__Goal of the exercise__.
Copy out each line of the data that holds the word "position".

Stored records
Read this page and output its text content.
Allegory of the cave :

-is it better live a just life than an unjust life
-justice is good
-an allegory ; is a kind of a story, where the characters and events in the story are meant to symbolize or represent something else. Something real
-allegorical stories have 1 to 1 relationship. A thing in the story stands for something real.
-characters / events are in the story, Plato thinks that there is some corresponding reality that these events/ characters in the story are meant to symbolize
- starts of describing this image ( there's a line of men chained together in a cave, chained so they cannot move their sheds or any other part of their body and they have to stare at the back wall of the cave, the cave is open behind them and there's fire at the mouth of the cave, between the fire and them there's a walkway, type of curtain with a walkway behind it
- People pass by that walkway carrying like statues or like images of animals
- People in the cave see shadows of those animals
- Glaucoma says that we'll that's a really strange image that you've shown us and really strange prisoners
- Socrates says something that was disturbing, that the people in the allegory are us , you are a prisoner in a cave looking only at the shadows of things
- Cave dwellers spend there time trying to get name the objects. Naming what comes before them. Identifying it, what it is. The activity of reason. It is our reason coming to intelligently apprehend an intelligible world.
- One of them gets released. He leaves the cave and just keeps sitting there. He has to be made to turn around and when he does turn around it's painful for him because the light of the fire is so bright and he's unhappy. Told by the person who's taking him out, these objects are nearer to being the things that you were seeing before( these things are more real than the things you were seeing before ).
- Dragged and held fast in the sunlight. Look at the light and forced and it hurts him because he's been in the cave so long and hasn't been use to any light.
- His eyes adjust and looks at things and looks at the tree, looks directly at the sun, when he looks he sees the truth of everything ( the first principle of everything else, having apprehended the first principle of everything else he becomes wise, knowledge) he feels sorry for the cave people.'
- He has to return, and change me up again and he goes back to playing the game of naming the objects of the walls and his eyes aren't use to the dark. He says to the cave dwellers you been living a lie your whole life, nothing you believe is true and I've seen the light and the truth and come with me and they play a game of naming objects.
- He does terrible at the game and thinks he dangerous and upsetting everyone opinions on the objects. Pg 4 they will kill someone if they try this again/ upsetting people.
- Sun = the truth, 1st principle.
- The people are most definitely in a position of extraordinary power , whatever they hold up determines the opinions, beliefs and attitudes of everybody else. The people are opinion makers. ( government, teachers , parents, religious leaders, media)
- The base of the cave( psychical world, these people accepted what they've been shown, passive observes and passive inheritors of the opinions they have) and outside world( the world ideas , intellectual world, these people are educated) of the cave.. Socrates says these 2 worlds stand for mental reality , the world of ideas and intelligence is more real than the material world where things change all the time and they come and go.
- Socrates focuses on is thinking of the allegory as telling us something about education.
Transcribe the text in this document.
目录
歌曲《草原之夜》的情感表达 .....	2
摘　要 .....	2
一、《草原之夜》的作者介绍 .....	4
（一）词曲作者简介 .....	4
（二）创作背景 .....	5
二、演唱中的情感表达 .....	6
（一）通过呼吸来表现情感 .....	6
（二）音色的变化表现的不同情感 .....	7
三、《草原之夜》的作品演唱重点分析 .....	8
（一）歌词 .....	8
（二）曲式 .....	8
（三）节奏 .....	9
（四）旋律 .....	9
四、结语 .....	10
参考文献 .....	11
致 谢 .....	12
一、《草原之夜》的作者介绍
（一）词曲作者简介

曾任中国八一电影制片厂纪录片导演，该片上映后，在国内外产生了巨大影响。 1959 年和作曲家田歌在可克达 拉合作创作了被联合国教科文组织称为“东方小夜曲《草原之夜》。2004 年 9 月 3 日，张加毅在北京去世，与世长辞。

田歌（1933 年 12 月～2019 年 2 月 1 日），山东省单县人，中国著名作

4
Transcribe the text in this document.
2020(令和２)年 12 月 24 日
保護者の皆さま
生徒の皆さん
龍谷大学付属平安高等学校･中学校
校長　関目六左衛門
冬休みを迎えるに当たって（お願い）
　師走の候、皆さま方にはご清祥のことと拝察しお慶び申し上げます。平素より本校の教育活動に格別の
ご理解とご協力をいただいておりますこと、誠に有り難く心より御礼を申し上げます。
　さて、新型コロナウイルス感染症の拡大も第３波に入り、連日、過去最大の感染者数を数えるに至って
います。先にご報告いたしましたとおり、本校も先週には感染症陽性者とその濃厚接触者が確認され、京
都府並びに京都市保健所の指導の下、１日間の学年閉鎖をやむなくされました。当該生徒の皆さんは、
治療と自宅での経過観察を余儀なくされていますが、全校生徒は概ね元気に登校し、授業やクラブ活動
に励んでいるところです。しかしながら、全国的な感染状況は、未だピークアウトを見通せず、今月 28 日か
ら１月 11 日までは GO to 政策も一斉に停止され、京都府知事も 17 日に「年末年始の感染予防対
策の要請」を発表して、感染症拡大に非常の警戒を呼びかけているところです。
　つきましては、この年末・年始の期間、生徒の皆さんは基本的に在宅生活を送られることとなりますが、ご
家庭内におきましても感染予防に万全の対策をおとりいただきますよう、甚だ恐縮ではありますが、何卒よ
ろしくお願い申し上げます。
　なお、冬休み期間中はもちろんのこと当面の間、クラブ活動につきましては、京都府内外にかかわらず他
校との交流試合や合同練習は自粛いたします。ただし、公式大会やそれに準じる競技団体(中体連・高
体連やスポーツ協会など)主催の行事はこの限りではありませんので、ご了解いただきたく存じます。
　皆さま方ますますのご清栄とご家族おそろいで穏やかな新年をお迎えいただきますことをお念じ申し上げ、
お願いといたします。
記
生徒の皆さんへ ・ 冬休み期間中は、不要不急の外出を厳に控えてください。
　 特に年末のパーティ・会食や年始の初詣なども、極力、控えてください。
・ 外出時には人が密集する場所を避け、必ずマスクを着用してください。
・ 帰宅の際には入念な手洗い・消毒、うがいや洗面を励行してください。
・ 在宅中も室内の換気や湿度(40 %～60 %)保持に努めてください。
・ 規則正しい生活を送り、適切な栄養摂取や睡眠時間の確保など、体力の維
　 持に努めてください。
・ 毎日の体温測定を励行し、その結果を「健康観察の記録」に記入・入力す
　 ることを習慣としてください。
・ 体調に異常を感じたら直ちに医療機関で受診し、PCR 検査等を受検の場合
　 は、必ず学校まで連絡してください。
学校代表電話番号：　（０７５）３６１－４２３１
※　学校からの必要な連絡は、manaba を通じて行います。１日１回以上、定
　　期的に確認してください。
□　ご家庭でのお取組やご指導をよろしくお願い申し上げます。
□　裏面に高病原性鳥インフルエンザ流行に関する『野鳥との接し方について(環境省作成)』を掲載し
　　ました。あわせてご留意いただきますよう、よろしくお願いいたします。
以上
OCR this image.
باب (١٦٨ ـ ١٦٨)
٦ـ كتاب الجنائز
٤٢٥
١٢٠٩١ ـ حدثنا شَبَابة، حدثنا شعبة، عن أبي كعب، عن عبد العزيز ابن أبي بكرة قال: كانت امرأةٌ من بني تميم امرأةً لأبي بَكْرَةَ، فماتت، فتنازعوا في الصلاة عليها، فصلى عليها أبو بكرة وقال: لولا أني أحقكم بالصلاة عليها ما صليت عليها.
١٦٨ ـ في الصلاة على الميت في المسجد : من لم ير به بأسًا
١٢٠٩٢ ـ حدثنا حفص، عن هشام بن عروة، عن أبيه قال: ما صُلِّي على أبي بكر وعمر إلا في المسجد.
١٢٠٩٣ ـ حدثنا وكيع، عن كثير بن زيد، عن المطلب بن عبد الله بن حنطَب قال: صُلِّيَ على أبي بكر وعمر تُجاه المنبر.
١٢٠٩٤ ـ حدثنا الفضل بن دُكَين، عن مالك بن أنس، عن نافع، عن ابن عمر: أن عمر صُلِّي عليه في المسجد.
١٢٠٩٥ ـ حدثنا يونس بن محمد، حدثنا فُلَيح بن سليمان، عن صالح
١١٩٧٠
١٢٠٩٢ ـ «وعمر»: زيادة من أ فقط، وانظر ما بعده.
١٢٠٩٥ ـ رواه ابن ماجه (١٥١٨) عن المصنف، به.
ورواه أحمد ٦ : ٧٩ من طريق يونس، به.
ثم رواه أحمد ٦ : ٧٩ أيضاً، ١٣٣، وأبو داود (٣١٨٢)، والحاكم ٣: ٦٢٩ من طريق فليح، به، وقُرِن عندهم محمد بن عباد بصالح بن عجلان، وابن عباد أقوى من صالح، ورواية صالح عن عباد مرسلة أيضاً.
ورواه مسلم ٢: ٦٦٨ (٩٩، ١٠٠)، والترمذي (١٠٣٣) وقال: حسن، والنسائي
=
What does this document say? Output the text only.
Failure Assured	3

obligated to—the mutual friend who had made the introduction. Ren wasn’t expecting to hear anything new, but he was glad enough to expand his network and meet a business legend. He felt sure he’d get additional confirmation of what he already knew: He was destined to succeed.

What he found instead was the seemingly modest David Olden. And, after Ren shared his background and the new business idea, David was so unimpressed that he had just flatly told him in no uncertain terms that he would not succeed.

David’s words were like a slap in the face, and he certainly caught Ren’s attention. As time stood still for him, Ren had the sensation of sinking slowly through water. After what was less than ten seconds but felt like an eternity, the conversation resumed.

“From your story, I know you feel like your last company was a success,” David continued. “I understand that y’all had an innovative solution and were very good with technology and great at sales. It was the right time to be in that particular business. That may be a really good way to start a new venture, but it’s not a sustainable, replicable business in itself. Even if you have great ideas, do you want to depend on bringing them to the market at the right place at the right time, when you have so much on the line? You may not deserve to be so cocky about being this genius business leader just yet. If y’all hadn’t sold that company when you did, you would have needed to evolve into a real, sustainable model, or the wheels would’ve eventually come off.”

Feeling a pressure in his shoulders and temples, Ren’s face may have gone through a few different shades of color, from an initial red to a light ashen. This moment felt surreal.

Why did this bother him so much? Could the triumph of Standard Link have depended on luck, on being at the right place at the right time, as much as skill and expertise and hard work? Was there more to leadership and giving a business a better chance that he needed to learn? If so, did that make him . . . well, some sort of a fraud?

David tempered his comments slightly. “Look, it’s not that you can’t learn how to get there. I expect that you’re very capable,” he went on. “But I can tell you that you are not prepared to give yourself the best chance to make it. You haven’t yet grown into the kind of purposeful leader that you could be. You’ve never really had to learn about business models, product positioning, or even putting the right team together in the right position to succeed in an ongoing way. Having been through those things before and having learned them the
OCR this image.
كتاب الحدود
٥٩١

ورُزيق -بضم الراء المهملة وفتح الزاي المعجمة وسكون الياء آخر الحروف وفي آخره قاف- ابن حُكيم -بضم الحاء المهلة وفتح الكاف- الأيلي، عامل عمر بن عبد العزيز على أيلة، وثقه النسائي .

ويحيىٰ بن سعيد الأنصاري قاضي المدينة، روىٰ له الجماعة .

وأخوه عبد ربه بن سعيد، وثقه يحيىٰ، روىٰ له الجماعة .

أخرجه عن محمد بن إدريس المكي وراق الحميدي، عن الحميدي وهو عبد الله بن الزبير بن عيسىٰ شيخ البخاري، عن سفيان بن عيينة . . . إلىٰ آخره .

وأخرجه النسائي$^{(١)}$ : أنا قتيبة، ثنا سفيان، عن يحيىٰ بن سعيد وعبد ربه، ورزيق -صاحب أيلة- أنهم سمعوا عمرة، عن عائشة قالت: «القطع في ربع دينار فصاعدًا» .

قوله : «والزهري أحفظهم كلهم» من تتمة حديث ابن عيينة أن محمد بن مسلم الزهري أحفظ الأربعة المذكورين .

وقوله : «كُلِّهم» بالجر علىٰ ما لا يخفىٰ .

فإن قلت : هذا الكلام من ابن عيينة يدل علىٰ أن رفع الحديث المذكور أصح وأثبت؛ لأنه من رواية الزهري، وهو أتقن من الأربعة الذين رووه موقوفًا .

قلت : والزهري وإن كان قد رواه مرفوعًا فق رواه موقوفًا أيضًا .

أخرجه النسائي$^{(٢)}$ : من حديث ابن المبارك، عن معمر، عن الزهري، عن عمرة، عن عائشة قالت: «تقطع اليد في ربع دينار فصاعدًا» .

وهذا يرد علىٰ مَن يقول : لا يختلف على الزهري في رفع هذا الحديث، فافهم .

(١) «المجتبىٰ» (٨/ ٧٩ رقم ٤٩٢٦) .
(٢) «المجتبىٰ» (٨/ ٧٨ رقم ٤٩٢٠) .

__Result for this task__.
- The people are most definitely in a position of extraordinary power , whatever they hold up determines the opinions, beliefs and attitudes of everybody else. The people are opinion makers. ( government, teachers , parents, religious leaders, media)
David tempered his comments slightly. “Look, it’s not that you can’t learn how to get there. I expect that you’re very capable,” he went on. “But I can tell you that you are not prepared to give yourself the best chance to make it. You haven’t yet grown into the kind of purposeful leader that you could be. You’ve never really had to learn about business models, product positioning, or even putting the right team together in the right position to succeed in an ongoing way. Having been through those things before and having learned them the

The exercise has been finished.